> To do
Transcribe each line of the material as it is, and drop any picture.

> Supplied material
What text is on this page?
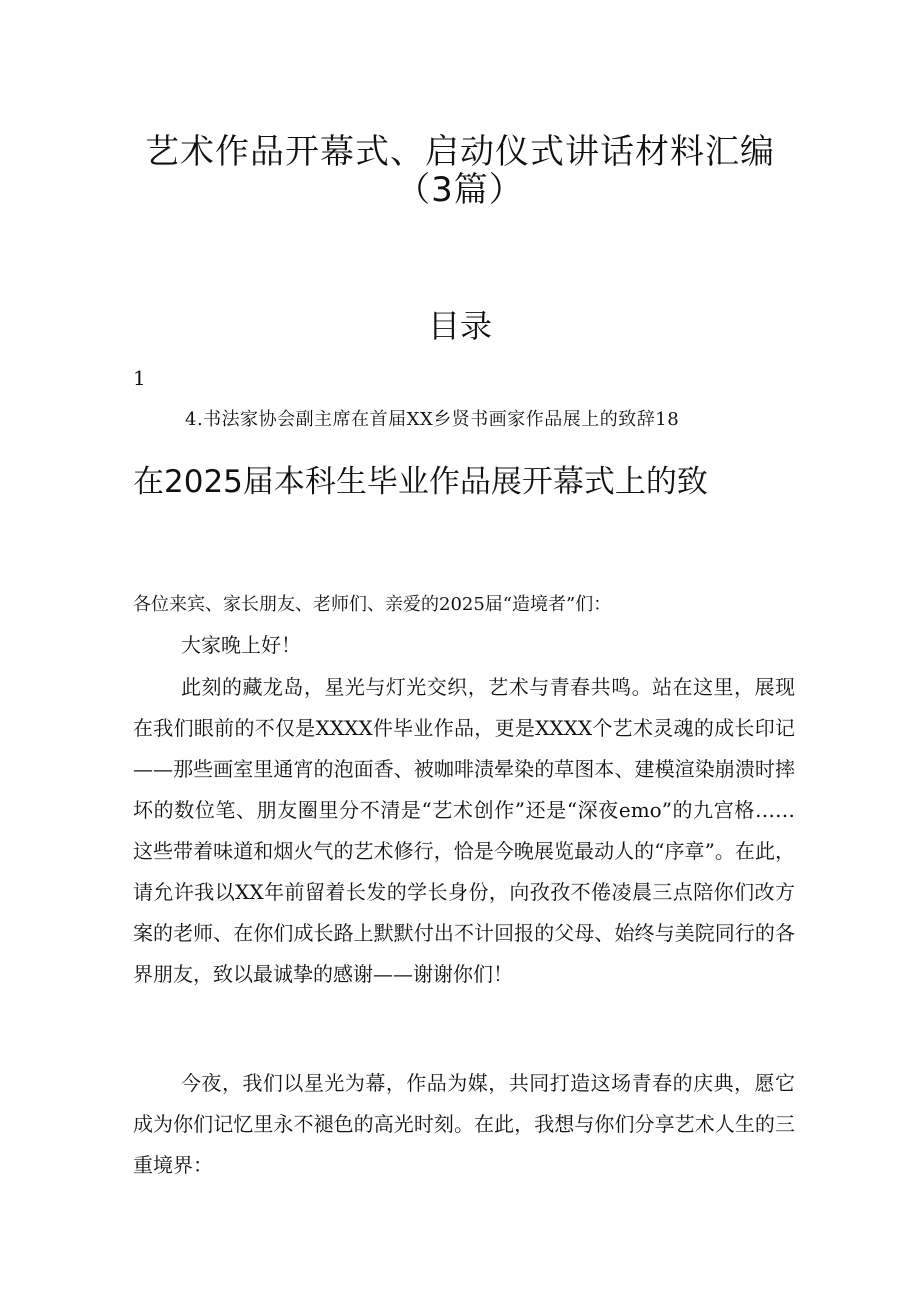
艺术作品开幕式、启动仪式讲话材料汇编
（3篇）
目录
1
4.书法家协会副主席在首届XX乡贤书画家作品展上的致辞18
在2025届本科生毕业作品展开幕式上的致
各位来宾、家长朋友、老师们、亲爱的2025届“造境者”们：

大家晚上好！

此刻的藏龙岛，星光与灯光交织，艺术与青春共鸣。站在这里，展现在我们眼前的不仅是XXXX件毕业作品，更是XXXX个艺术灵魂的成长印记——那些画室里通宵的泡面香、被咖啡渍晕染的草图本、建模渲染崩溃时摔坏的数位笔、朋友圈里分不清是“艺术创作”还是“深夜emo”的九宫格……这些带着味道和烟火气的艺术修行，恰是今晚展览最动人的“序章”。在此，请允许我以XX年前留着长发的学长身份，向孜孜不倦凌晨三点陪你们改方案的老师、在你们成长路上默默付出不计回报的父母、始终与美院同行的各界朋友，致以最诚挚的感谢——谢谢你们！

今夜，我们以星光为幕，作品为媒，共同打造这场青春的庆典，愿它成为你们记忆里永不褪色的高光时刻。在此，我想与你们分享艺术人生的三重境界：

> Task result
What text is on this page?
艺术作品开幕式、启动仪式讲话材料汇编
（3篇）
目录
1
4.书法家协会副主席在首届XX乡贤书画家作品展上的致辞18
在2025届本科生毕业作品展开幕式上的致
各位来宾、家长朋友、老师们、亲爱的2025届“造境者”们：

大家晚上好！

此刻的藏龙岛，星光与灯光交织，艺术与青春共鸣。站在这里，展现在我们眼前的不仅是XXXX件毕业作品，更是XXXX个艺术灵魂的成长印记——那些画室里通宵的泡面香、被咖啡渍晕染的草图本、建模渲染崩溃时摔坏的数位笔、朋友圈里分不清是“艺术创作”还是“深夜emo”的九宫格……这些带着味道和烟火气的艺术修行，恰是今晚展览最动人的“序章”。在此，请允许我以XX年前留着长发的学长身份，向孜孜不倦凌晨三点陪你们改方案的老师、在你们成长路上默默付出不计回报的父母、始终与美院同行的各界朋友，致以最诚挚的感谢——谢谢你们！

今夜，我们以星光为幕，作品为媒，共同打造这场青春的庆典，愿它成为你们记忆里永不褪色的高光时刻。在此，我想与你们分享艺术人生的三重境界：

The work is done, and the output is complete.